Stated problem: Pull every line of the entries that has the word "text".

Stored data
»»

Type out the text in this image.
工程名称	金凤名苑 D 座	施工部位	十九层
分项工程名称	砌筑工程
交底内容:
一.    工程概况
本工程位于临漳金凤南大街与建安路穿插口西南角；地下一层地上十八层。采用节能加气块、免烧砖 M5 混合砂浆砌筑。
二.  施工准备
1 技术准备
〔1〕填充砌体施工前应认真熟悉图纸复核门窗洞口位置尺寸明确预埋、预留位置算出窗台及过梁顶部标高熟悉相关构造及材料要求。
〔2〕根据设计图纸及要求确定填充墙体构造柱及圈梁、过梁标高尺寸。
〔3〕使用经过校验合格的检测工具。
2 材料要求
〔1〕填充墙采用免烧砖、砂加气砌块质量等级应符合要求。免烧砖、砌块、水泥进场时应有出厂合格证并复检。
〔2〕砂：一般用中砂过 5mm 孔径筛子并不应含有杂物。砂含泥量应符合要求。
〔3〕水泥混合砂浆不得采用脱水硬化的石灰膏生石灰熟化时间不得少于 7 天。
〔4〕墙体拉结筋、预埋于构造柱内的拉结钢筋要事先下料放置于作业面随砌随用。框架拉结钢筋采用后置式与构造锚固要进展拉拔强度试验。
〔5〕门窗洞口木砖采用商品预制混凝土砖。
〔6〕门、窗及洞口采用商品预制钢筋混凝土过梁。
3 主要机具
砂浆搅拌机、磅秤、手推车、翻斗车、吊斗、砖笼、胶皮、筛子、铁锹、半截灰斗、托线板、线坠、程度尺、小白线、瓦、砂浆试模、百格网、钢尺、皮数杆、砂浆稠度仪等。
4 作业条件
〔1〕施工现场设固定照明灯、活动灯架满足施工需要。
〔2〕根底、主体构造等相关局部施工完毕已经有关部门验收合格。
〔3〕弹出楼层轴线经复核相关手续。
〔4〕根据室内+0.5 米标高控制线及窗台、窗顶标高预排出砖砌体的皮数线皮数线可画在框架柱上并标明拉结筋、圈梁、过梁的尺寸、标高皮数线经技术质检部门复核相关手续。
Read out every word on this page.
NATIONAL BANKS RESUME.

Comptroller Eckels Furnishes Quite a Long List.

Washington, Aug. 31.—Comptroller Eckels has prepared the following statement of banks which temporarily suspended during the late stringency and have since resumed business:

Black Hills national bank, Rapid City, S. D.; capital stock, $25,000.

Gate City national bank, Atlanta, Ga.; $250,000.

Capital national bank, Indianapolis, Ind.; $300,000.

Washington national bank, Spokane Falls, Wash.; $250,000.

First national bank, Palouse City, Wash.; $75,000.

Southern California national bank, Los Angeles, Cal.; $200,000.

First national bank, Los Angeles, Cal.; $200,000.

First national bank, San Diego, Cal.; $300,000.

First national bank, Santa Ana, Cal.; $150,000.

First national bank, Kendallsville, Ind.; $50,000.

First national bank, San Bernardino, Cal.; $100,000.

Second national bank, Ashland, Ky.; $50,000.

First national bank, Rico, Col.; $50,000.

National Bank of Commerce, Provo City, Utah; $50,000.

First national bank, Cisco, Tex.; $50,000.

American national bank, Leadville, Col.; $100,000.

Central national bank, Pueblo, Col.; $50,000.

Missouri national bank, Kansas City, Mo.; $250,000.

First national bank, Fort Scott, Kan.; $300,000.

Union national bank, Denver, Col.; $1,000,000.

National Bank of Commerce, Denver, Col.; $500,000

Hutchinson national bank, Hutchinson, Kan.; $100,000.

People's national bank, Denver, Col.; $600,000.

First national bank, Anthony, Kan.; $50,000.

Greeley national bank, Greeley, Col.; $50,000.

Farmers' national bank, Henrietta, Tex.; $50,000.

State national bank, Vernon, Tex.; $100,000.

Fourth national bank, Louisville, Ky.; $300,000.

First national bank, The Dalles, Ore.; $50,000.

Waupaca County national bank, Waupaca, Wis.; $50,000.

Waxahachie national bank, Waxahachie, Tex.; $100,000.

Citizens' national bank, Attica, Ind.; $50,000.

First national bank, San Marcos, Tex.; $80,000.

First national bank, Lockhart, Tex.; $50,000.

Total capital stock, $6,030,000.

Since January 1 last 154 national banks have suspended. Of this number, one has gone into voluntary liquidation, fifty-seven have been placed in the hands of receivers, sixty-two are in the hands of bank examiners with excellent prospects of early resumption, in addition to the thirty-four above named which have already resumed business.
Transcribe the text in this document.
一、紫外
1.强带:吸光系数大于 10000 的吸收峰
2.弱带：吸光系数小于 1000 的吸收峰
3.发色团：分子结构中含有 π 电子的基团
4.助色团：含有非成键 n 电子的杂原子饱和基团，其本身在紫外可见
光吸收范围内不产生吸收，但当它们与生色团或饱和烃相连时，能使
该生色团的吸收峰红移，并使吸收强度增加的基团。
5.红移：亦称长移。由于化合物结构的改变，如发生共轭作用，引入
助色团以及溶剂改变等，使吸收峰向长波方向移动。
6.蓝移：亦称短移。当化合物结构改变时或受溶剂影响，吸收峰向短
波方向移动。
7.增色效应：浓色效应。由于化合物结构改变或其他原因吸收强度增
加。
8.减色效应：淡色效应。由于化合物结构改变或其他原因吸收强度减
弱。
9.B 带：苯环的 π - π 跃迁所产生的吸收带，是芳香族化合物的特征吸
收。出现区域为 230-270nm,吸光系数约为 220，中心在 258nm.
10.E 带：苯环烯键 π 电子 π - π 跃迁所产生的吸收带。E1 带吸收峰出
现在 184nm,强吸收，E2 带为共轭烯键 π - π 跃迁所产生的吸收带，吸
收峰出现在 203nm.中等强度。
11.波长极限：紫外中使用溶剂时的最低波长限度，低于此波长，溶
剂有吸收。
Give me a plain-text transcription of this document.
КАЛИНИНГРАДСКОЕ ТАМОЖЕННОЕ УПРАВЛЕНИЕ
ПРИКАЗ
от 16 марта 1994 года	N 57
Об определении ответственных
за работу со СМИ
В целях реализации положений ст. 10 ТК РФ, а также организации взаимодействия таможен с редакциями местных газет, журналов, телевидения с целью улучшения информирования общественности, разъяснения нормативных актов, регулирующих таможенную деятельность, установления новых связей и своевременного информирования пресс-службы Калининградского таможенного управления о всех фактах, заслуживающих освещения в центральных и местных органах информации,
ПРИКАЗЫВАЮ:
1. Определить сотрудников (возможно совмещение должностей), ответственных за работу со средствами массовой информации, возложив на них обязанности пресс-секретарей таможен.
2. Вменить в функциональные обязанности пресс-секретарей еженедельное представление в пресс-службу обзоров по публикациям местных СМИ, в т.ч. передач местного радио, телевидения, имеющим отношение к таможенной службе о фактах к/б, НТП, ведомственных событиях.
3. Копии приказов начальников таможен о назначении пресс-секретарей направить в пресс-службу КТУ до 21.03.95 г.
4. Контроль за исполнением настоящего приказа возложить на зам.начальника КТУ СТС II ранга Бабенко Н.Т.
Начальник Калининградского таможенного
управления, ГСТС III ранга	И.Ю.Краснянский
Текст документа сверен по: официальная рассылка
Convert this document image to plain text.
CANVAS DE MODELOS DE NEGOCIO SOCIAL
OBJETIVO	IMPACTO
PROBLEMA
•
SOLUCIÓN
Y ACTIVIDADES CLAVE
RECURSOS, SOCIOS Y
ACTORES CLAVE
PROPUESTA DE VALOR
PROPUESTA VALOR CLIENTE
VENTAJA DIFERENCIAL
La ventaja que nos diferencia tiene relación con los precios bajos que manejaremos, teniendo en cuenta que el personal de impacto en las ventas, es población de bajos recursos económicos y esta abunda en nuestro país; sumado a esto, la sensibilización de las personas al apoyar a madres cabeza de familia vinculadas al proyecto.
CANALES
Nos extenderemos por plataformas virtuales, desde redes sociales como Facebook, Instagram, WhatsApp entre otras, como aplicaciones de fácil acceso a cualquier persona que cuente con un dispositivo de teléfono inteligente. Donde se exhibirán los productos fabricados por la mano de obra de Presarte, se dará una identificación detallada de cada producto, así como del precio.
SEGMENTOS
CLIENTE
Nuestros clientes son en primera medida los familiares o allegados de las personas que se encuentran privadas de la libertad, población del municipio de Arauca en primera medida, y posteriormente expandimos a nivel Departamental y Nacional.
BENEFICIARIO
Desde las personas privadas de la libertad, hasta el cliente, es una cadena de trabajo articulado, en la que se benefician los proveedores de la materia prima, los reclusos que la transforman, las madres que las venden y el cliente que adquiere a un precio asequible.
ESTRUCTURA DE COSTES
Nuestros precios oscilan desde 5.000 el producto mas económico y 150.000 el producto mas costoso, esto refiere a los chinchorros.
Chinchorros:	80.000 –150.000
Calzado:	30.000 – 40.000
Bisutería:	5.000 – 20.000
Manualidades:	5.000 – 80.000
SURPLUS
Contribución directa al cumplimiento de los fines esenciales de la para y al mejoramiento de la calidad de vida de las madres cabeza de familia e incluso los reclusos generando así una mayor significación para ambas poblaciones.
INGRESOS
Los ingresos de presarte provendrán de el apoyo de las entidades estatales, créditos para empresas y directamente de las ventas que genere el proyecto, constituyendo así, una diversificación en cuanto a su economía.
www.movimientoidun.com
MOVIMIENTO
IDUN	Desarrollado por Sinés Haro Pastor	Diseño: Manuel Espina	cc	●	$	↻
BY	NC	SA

««

Output for this exercise:
Type out the text in this image.
Transcribe the text in this document.
Give me a plain-text transcription of this document.
Convert this document image to plain text.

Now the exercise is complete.